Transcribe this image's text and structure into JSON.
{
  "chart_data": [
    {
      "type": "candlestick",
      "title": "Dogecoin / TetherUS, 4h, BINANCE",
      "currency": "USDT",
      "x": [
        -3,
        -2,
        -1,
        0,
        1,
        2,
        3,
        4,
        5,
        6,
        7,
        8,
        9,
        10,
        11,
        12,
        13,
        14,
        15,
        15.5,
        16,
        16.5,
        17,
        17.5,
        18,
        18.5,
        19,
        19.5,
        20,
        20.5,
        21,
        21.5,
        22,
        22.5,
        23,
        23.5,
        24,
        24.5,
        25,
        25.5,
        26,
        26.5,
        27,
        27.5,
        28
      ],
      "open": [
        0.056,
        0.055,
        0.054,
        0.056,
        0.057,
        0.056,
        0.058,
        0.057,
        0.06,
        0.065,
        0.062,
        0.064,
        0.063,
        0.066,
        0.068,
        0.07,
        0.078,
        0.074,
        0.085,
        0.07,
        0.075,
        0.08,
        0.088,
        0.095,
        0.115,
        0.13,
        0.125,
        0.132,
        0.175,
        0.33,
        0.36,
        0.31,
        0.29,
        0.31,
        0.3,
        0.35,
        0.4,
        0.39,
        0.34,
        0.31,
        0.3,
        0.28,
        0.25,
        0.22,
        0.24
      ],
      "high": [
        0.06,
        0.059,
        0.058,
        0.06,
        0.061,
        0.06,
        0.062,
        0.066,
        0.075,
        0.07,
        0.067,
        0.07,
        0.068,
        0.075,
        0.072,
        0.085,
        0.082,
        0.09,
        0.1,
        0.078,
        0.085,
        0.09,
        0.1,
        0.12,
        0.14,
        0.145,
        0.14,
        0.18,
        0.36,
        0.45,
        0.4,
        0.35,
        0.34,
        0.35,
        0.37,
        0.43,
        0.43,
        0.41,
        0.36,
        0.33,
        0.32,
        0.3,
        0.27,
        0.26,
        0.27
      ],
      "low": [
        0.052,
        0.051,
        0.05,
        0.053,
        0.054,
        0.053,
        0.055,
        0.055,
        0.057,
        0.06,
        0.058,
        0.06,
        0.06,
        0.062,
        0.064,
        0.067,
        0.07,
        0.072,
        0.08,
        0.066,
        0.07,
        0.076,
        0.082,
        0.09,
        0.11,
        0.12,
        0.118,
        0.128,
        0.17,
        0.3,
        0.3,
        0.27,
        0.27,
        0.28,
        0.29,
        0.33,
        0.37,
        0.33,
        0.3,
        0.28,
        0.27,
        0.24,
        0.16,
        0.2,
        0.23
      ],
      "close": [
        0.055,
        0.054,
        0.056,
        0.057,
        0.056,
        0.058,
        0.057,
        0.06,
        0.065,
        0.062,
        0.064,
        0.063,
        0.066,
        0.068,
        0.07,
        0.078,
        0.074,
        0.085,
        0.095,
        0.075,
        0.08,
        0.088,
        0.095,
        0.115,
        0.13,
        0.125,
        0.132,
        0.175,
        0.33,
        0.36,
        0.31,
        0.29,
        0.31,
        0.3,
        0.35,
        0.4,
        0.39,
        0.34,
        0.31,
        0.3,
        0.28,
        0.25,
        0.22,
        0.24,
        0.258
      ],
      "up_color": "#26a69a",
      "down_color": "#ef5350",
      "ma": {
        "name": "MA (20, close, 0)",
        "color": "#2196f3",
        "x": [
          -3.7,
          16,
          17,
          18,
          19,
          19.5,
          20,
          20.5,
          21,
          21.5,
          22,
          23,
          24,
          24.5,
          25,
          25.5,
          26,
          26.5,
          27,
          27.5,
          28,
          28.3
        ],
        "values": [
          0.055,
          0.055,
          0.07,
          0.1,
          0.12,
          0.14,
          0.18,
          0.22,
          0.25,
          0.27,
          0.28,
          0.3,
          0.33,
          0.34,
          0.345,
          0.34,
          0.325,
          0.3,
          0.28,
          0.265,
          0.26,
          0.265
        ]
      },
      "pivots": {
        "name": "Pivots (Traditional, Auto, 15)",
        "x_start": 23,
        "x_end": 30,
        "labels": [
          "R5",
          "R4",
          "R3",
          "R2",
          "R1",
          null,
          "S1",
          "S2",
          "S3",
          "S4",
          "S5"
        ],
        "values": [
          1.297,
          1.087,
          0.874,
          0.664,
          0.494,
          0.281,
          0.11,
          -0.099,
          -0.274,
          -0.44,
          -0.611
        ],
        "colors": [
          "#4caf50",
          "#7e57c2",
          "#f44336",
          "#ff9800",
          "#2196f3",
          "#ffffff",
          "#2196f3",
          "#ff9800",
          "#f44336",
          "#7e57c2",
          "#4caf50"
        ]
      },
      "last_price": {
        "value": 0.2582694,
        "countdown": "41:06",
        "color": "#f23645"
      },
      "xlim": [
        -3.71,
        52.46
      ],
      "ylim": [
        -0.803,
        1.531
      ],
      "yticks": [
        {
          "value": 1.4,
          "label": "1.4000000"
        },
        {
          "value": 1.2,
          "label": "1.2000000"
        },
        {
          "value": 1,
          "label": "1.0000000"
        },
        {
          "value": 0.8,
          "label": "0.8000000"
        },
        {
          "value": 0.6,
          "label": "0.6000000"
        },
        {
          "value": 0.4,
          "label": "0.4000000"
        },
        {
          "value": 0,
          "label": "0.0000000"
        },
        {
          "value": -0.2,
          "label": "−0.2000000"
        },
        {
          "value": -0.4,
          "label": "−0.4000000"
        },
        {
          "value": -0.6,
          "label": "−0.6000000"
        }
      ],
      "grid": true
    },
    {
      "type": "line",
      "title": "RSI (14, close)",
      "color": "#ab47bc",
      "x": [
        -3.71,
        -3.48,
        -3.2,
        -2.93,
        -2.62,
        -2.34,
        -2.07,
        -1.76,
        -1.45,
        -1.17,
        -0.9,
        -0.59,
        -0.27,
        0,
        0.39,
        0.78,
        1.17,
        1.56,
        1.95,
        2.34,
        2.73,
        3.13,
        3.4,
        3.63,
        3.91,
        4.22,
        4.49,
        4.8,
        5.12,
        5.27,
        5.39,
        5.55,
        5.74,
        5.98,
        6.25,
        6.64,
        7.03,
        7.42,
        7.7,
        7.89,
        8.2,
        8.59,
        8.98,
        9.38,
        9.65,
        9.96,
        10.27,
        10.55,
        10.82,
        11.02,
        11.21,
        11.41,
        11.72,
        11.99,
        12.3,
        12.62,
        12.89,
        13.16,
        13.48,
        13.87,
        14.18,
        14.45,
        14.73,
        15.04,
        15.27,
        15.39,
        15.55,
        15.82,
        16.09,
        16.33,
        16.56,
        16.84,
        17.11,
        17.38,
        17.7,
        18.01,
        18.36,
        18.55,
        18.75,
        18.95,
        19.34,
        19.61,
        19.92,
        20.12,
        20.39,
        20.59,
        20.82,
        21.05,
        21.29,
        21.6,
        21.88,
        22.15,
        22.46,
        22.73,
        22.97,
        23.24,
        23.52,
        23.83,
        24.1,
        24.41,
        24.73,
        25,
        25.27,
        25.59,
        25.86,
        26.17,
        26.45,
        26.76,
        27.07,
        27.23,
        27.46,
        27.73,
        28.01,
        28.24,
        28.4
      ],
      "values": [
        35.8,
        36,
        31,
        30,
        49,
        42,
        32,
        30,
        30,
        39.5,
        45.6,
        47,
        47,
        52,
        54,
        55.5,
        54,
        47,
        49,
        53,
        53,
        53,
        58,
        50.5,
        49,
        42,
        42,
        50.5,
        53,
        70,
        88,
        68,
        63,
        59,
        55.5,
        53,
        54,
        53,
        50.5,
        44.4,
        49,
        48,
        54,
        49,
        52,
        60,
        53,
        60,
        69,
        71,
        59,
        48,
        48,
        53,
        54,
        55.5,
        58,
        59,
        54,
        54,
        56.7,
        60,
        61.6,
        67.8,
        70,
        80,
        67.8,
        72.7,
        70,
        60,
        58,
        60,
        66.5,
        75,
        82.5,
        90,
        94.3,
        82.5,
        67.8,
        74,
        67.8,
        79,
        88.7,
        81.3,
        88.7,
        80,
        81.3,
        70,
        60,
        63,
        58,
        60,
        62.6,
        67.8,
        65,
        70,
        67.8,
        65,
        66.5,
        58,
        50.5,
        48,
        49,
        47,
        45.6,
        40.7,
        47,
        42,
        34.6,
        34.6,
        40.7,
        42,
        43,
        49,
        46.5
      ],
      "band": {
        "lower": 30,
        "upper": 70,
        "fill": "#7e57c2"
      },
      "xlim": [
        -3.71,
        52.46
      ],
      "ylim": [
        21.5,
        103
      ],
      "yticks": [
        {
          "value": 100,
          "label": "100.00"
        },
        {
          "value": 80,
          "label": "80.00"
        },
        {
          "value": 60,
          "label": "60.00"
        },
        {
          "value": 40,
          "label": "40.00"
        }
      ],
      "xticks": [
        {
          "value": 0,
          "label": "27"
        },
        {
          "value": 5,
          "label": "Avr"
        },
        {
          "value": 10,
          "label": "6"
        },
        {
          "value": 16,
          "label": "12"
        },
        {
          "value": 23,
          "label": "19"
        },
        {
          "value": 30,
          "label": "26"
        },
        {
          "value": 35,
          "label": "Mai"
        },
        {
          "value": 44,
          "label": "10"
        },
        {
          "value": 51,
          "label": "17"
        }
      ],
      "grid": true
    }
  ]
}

###

Reply with the number of lines in the preceding entries that contain "close", and no other words.

3